*BRIEF*. Take each line containing "корп" and report it exactly as written.
===== LISTED RECORDS
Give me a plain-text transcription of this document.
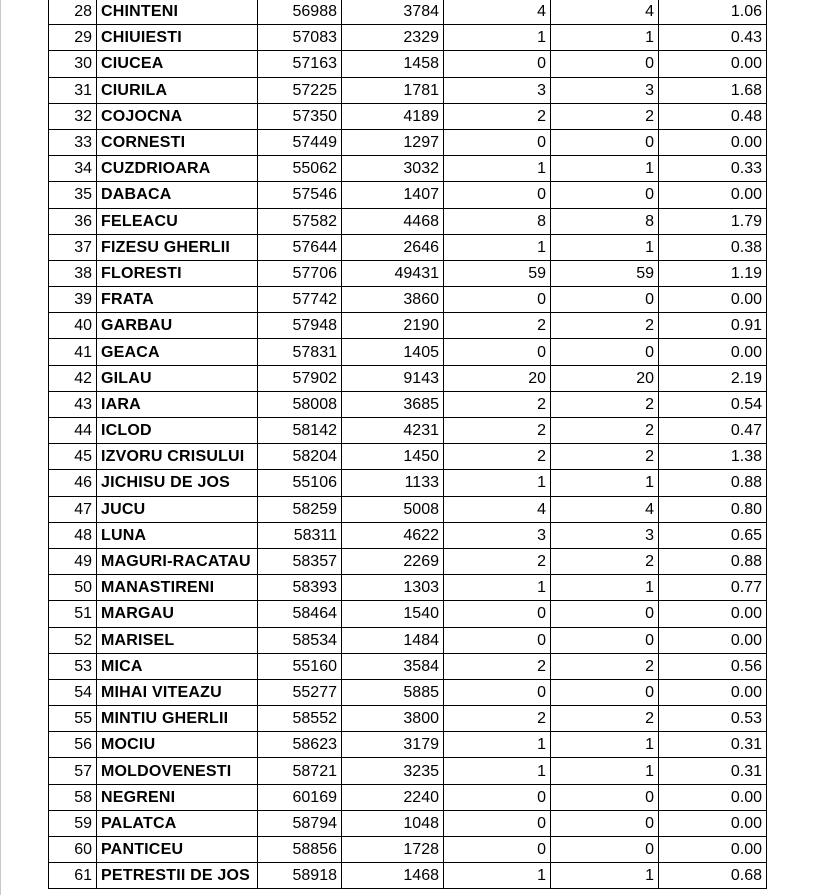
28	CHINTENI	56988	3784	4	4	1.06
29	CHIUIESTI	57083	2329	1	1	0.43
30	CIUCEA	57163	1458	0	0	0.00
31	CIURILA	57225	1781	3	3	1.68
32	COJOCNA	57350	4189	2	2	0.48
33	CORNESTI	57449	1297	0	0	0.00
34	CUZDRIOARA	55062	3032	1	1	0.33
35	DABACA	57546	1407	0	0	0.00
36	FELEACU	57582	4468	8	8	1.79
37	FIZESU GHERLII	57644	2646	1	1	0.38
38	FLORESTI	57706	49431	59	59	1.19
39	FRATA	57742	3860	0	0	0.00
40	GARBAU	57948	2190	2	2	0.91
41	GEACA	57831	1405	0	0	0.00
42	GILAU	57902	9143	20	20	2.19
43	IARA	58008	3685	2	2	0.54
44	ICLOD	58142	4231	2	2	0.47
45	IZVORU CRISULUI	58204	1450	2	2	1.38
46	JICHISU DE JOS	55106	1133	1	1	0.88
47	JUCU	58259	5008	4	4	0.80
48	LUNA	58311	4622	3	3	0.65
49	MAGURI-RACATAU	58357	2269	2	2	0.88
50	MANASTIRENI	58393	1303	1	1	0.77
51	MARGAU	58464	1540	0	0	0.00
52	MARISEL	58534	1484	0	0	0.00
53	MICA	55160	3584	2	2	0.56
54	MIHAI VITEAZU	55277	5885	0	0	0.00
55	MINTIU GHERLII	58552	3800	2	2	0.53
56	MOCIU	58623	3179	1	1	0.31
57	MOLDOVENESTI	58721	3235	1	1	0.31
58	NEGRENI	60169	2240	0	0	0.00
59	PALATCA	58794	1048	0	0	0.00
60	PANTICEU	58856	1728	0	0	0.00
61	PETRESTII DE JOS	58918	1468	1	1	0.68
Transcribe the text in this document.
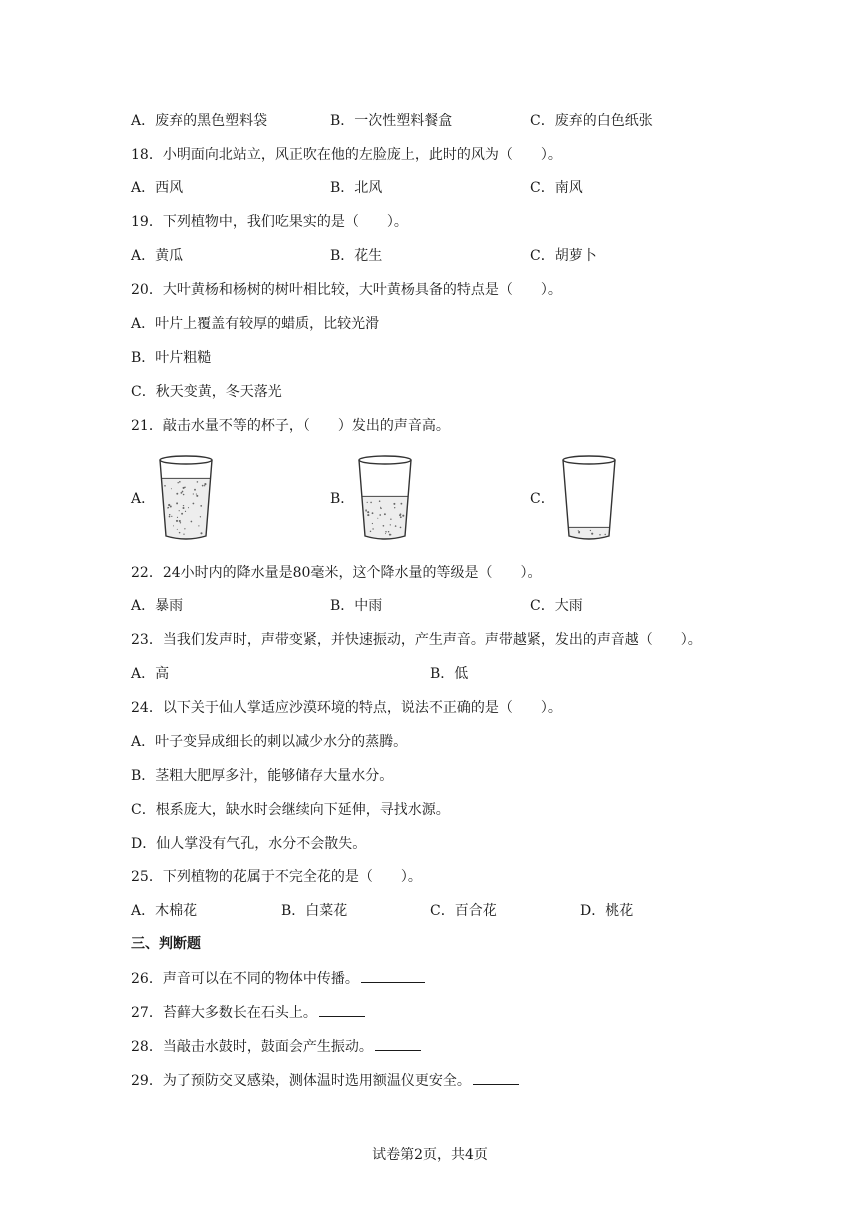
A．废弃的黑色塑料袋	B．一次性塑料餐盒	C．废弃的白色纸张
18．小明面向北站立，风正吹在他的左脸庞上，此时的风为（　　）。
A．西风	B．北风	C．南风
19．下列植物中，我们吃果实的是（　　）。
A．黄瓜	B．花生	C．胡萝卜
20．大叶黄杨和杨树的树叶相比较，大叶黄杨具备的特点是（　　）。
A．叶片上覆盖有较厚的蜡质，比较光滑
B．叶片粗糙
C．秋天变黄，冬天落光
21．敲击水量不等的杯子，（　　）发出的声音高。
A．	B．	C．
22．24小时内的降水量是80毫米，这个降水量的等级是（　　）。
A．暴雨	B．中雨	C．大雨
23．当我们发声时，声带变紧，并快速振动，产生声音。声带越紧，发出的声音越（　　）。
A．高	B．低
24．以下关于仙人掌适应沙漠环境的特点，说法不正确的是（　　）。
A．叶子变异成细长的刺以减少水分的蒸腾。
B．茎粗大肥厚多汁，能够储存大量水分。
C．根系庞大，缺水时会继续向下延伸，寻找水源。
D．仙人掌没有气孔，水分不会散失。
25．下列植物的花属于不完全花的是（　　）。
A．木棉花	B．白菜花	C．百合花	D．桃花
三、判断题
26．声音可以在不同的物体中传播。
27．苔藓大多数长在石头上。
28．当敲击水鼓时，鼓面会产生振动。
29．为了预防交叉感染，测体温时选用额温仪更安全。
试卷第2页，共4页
==========
===== LISTED RECORDS
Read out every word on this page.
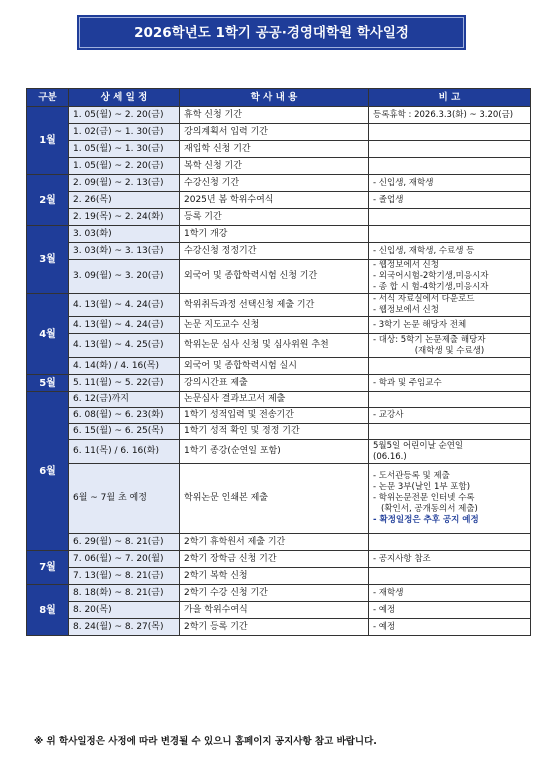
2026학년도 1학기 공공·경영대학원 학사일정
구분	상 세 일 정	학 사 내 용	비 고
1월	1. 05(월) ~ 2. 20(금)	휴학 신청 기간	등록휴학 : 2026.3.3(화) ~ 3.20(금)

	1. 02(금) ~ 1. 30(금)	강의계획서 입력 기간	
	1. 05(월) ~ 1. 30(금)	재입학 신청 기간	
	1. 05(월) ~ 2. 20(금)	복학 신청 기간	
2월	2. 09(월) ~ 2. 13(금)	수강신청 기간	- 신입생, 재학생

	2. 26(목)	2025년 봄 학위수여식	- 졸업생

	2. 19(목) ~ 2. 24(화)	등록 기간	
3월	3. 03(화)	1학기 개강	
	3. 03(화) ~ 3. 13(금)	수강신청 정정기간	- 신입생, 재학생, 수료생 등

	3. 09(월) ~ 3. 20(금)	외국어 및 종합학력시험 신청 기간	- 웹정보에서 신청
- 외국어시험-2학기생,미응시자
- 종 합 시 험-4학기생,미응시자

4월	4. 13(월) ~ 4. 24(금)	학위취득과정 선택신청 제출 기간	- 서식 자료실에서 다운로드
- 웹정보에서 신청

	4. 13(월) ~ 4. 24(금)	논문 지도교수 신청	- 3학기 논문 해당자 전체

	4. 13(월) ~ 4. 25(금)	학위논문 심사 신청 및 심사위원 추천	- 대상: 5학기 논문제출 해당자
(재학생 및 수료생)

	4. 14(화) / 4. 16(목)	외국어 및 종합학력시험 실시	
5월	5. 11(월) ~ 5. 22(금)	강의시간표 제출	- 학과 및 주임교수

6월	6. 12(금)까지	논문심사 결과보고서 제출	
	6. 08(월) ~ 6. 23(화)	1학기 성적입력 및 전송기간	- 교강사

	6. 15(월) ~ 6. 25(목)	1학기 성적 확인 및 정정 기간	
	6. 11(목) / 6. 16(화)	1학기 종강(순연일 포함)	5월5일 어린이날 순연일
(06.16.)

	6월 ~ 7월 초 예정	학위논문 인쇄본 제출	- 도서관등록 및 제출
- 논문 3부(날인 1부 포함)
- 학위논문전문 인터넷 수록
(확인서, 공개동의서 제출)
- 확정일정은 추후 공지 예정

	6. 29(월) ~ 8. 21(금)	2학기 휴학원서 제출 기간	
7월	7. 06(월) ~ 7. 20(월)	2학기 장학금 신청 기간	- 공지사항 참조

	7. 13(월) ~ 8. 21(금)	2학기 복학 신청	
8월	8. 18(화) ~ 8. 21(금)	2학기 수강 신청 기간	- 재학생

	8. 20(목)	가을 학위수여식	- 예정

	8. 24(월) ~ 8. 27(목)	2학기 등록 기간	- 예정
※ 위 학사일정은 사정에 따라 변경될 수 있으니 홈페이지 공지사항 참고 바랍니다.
==========
===== LISTED RECORDS
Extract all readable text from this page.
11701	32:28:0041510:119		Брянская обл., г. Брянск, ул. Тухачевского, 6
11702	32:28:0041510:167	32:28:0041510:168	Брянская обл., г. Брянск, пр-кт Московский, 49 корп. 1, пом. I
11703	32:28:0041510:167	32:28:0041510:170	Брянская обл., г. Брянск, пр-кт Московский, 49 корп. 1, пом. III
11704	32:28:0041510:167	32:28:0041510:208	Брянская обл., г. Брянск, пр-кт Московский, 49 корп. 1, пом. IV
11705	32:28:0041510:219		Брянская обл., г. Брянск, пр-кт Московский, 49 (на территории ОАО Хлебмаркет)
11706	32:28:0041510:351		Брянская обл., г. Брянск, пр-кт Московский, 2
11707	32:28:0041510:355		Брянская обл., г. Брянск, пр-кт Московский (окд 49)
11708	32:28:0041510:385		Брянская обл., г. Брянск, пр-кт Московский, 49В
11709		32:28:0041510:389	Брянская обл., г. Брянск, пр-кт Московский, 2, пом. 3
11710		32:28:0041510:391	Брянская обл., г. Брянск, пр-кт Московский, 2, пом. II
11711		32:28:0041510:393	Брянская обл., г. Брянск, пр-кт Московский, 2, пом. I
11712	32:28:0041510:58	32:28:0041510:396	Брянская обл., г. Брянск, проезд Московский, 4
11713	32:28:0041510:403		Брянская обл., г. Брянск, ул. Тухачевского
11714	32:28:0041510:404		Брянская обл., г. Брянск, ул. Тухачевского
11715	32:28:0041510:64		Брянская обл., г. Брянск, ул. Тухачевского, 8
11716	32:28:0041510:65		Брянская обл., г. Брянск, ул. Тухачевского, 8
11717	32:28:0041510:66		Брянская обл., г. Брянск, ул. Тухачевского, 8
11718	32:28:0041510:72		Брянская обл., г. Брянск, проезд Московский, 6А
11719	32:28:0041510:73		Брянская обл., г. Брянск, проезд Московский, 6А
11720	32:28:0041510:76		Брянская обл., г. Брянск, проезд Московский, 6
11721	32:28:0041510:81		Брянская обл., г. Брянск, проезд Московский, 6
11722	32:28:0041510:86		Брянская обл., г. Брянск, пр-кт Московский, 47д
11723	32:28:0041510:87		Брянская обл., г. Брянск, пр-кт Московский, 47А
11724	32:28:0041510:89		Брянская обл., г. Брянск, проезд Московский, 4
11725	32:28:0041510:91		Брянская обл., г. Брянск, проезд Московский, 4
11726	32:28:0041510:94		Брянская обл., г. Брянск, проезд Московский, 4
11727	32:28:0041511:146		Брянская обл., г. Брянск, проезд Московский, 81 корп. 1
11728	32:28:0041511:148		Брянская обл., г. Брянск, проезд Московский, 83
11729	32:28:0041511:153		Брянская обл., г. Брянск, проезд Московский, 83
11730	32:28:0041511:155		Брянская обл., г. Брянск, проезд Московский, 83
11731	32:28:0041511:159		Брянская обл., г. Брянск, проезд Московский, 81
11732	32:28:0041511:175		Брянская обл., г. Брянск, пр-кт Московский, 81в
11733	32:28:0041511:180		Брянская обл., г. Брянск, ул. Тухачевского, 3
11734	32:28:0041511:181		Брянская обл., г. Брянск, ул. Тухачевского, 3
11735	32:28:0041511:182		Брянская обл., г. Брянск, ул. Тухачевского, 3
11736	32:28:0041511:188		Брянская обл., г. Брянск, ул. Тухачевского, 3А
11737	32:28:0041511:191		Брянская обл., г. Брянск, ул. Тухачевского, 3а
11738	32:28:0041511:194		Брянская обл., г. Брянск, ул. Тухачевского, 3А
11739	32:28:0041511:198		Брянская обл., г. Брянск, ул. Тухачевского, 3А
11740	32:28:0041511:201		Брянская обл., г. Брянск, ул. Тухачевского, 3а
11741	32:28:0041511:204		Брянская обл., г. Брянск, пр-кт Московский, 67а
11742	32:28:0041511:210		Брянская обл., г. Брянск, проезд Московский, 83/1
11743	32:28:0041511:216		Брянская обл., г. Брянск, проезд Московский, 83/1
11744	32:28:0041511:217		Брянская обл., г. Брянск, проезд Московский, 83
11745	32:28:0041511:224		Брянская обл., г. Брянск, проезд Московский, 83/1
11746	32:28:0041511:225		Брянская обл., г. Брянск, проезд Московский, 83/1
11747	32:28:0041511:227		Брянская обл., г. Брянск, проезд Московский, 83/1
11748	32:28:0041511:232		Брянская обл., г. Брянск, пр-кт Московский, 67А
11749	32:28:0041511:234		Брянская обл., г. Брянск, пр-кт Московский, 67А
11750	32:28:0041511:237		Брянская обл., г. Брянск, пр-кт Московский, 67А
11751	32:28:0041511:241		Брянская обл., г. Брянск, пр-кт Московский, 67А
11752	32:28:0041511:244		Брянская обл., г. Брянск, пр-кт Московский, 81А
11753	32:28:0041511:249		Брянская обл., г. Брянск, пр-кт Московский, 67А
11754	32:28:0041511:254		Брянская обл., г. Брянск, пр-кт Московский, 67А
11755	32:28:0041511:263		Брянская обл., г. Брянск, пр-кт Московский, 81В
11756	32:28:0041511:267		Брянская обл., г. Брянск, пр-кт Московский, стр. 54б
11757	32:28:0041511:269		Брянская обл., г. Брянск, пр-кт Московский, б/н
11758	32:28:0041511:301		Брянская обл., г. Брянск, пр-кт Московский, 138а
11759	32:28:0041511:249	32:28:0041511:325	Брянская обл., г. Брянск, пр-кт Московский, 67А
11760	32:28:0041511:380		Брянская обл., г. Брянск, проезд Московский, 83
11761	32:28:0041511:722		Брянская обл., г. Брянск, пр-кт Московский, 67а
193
==========
*OUTPUT FOR THIS TASK*.
11702	32:28:0041510:167	32:28:0041510:168	Брянская обл., г. Брянск, пр-кт Московский, 49 корп. 1, пом. I
11703	32:28:0041510:167	32:28:0041510:170	Брянская обл., г. Брянск, пр-кт Московский, 49 корп. 1, пом. III
11704	32:28:0041510:167	32:28:0041510:208	Брянская обл., г. Брянск, пр-кт Московский, 49 корп. 1, пом. IV
11727	32:28:0041511:146		Брянская обл., г. Брянск, проезд Московский, 81 корп. 1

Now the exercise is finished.